# Exercise brief
Among the records below, find each line that includes the string "houses" and copy it.

Dataset rows about figures

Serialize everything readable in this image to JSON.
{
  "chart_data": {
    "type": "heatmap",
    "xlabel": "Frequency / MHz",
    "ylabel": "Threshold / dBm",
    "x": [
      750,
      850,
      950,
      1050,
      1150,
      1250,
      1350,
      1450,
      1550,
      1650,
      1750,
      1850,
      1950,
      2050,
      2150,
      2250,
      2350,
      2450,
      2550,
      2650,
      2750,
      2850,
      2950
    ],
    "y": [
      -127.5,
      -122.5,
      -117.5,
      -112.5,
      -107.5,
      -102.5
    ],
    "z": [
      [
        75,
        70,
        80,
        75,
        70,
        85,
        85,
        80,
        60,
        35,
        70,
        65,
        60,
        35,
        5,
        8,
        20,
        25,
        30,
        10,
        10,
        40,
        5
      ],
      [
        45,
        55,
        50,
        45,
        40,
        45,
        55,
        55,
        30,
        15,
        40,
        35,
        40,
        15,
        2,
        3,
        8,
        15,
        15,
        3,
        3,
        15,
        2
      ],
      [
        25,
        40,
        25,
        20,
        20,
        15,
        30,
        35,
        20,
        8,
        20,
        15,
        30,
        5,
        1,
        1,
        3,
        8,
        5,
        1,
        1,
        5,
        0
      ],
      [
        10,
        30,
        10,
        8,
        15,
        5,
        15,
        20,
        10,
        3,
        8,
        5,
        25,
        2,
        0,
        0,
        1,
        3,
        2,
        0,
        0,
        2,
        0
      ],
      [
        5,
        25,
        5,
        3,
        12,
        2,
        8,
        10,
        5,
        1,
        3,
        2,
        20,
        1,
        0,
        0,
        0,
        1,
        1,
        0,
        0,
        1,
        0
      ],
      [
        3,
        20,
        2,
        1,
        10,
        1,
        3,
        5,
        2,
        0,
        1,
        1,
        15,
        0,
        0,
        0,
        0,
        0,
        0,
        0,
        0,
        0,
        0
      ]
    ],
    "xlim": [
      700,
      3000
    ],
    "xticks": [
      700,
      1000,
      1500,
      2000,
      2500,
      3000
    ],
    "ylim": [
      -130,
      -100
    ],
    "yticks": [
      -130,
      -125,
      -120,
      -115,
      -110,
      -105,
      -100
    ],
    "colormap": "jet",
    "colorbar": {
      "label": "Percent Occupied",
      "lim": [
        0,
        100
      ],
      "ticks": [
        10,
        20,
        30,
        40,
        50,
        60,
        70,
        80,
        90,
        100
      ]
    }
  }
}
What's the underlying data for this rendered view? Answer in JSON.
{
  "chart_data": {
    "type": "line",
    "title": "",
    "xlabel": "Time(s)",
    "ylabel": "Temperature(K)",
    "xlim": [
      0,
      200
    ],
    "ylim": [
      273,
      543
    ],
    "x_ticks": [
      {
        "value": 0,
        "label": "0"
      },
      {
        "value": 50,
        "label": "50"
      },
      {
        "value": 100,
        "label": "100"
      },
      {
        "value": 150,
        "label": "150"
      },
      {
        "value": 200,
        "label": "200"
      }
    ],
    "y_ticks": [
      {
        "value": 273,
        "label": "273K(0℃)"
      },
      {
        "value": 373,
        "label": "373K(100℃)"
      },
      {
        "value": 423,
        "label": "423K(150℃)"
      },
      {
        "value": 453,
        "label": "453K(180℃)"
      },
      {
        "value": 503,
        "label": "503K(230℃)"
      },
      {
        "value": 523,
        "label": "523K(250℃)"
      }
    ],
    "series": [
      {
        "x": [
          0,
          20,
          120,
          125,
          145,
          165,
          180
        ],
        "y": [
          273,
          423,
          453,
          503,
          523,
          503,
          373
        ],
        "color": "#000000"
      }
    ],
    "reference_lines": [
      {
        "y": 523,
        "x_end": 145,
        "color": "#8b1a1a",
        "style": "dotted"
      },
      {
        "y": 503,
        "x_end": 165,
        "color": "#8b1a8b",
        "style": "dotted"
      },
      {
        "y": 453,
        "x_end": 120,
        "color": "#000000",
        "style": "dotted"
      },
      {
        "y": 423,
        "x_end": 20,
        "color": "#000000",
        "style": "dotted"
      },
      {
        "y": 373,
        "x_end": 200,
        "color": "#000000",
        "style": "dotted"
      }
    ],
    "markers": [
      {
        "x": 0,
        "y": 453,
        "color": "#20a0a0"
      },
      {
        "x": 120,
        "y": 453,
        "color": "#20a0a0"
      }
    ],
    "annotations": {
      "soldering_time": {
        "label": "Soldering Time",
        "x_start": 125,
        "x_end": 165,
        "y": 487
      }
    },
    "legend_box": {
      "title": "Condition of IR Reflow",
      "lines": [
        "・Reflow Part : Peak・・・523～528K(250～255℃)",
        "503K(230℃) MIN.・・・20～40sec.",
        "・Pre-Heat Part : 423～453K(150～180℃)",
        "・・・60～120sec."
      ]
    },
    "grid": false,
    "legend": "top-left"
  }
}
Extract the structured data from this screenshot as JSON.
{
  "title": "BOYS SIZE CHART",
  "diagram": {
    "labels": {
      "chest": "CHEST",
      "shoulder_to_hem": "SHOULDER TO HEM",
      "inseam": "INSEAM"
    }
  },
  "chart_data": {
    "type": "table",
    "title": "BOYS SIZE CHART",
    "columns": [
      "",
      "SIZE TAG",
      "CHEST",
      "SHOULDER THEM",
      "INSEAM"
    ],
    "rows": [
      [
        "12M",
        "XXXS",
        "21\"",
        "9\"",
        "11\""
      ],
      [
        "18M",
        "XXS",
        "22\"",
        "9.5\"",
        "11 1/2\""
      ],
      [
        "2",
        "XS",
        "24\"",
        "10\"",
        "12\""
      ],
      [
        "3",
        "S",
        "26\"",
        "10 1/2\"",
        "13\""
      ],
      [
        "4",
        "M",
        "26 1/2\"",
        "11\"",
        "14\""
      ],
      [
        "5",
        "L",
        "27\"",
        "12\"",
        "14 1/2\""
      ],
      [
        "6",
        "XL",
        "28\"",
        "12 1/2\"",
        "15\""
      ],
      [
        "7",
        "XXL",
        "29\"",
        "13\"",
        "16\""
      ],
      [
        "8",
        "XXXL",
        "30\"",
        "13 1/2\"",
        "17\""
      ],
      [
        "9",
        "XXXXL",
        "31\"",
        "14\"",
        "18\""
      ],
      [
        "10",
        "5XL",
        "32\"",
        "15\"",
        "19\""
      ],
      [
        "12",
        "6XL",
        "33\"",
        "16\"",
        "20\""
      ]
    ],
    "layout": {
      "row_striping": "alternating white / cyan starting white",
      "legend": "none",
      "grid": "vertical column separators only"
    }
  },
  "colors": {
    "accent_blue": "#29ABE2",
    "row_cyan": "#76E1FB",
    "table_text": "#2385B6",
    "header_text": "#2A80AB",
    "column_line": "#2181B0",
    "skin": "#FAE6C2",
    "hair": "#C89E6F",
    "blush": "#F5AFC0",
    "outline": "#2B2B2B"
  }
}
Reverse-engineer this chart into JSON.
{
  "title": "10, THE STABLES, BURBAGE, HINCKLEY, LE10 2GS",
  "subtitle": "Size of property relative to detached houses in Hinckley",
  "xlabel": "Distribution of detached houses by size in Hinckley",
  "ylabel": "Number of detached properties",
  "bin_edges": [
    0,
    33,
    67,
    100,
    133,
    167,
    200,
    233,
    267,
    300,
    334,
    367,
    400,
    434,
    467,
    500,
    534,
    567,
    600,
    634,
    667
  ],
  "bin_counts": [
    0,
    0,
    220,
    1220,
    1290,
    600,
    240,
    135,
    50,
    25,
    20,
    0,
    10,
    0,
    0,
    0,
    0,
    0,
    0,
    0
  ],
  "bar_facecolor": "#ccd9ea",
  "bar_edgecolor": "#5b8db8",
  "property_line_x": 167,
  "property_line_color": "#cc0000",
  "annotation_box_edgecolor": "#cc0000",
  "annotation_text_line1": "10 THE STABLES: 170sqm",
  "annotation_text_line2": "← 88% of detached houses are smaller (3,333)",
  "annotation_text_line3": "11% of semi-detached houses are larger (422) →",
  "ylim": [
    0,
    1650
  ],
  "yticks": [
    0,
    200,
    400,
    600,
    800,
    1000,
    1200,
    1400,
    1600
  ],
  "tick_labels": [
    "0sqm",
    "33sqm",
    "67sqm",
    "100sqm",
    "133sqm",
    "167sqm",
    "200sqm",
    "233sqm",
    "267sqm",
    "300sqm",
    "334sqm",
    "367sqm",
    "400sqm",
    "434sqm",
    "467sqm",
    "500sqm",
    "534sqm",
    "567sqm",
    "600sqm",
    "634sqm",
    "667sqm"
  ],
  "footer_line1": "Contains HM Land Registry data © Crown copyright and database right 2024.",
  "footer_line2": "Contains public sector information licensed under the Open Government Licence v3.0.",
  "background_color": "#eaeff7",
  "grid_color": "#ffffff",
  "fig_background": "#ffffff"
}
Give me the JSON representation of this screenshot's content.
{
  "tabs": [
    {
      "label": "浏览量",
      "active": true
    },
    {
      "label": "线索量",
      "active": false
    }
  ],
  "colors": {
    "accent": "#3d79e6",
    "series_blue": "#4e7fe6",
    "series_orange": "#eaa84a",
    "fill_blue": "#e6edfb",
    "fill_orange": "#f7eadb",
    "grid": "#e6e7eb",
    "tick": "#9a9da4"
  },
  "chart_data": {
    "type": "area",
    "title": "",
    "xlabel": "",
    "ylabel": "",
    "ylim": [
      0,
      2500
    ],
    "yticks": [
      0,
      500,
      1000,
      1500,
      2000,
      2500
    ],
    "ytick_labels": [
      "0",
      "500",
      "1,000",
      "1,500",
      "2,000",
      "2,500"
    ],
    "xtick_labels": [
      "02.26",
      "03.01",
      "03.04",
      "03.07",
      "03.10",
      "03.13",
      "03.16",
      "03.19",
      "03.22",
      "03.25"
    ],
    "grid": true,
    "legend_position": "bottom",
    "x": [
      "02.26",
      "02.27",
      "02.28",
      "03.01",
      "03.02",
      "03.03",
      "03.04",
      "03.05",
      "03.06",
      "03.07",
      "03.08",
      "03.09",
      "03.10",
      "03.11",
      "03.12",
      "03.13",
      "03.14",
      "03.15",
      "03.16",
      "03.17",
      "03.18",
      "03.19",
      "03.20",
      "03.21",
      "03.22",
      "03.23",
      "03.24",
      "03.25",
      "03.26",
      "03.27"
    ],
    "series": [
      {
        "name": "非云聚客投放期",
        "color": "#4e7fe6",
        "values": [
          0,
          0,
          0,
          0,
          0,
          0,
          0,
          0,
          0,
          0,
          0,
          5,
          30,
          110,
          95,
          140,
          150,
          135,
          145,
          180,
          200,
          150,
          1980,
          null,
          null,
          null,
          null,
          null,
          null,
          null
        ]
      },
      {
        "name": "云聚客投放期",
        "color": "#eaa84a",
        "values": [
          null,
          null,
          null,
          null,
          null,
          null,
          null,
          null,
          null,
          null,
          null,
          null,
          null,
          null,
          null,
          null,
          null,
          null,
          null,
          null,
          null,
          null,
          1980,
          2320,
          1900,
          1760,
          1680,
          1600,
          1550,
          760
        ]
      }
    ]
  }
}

# Exercise answer
  "subtitle": "Size of property relative to detached houses in Hinckley",
  "xlabel": "Distribution of detached houses by size in Hinckley",
  "annotation_text_line2": "← 88% of detached houses are smaller (3,333)",
  "annotation_text_line3": "11% of semi-detached houses are larger (422) →",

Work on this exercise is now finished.